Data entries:

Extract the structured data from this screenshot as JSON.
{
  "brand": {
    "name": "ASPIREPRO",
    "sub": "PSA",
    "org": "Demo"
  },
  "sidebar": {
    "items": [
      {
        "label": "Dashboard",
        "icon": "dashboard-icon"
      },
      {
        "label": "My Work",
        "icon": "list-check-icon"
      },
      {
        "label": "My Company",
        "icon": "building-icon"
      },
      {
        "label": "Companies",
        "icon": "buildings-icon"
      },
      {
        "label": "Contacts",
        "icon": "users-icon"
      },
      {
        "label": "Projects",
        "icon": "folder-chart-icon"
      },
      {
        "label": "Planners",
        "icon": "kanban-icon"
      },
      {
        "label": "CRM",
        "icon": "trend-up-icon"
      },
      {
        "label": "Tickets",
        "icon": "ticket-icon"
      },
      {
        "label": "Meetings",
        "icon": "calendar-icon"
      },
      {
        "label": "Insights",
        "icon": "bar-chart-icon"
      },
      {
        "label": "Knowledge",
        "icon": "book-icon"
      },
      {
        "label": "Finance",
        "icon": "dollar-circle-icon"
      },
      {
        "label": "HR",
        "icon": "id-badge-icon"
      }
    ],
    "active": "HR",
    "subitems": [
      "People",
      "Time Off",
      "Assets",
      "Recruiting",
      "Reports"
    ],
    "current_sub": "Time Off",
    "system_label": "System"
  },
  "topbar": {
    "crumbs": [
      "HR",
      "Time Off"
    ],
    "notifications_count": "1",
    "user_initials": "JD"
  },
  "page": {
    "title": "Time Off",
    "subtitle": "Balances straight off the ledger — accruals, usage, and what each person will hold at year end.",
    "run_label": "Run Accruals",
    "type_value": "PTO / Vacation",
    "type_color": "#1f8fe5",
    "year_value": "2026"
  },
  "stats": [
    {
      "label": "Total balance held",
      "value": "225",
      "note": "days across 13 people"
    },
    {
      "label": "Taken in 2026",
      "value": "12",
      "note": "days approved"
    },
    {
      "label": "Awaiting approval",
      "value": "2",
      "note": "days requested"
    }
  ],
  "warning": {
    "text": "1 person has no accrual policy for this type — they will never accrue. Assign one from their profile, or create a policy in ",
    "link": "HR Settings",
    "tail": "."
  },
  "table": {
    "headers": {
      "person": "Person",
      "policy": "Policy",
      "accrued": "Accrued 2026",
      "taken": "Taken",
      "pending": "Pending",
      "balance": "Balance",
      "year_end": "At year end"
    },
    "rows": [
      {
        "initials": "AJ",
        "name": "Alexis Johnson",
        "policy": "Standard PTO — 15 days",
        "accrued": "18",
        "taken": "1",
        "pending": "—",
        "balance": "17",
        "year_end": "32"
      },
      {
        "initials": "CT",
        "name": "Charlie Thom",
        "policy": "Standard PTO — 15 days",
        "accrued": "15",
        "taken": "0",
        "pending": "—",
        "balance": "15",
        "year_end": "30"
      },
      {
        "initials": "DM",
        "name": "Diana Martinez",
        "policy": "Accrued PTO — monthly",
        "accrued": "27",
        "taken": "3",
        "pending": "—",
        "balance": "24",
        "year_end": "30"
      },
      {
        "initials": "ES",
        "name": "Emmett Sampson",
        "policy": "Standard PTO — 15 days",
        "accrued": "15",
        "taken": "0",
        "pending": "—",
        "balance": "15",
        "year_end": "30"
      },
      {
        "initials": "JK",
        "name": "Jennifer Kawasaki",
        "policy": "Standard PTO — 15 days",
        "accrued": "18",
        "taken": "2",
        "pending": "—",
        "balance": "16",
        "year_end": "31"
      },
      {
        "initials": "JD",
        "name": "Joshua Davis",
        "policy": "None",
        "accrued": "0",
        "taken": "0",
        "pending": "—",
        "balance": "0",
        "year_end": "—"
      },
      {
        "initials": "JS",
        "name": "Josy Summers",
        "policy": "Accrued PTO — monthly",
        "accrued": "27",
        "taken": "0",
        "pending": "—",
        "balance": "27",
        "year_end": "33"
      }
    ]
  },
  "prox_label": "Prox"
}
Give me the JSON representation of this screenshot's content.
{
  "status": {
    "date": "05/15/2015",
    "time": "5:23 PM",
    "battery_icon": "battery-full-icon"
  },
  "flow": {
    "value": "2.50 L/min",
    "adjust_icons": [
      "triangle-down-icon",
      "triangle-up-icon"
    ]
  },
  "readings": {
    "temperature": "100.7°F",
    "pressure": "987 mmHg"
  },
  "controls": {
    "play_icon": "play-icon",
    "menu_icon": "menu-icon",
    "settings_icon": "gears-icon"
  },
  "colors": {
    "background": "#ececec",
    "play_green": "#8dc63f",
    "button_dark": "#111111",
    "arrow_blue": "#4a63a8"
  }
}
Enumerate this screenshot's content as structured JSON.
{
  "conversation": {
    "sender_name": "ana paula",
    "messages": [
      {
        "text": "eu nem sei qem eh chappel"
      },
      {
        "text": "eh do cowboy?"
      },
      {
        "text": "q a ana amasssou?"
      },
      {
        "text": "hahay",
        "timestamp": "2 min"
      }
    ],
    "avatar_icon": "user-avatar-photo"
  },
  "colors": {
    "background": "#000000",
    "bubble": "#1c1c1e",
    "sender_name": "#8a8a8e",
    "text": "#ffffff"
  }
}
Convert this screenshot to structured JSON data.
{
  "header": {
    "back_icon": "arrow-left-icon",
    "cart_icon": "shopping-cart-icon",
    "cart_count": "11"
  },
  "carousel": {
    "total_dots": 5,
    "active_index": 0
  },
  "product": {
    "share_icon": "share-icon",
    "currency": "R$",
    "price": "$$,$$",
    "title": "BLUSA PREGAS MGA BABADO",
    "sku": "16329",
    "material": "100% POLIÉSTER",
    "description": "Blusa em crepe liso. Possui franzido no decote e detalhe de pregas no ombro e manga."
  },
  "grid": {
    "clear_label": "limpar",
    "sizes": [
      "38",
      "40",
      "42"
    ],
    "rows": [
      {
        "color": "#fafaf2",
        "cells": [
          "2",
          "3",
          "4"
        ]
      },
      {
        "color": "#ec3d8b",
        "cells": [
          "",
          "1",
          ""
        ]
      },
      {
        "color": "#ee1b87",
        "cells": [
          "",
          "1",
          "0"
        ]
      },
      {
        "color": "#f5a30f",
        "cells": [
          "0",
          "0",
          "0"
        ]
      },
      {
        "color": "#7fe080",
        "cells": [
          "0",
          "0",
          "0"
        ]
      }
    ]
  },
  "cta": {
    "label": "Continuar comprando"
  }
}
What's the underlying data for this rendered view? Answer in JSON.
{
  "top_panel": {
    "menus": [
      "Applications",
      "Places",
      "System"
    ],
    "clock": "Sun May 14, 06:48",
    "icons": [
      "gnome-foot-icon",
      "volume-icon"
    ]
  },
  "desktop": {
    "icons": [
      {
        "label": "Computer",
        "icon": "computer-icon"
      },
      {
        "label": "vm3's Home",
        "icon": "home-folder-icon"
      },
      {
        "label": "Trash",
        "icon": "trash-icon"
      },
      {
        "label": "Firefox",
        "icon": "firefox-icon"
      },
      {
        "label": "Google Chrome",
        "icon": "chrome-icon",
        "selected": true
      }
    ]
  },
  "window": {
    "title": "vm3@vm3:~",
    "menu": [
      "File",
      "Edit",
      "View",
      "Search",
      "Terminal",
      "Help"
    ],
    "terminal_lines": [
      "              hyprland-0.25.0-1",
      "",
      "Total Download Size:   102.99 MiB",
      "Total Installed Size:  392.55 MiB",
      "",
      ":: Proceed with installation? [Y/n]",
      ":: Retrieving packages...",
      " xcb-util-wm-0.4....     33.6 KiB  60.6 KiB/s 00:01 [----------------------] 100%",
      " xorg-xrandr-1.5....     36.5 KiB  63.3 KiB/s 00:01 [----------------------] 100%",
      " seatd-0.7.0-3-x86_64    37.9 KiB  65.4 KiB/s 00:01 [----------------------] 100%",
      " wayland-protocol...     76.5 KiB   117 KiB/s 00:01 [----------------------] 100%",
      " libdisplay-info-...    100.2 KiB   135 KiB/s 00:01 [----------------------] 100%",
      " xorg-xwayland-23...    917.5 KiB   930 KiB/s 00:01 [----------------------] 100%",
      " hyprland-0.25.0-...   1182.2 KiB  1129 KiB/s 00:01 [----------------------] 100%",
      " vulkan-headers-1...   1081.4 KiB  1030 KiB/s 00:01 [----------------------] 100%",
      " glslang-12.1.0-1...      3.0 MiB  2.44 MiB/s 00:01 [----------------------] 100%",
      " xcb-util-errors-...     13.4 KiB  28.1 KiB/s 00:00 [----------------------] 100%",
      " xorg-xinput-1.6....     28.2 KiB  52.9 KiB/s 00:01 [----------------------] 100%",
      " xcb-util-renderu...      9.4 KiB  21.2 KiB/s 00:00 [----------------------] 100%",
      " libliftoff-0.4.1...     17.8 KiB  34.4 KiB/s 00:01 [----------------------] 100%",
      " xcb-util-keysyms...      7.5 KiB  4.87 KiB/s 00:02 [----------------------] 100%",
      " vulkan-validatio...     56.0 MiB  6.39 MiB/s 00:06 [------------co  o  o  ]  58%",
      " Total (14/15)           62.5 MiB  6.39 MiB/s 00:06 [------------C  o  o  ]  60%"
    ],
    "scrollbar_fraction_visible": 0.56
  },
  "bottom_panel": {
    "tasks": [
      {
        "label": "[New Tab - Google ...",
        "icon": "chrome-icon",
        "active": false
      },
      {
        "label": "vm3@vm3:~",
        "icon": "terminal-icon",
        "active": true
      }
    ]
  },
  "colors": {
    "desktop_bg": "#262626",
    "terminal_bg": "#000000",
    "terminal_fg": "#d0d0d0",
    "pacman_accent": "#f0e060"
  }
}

- **Exercise aim**
Say how many lines contain "folder", and give nothing but that number.

- **Complete output**
2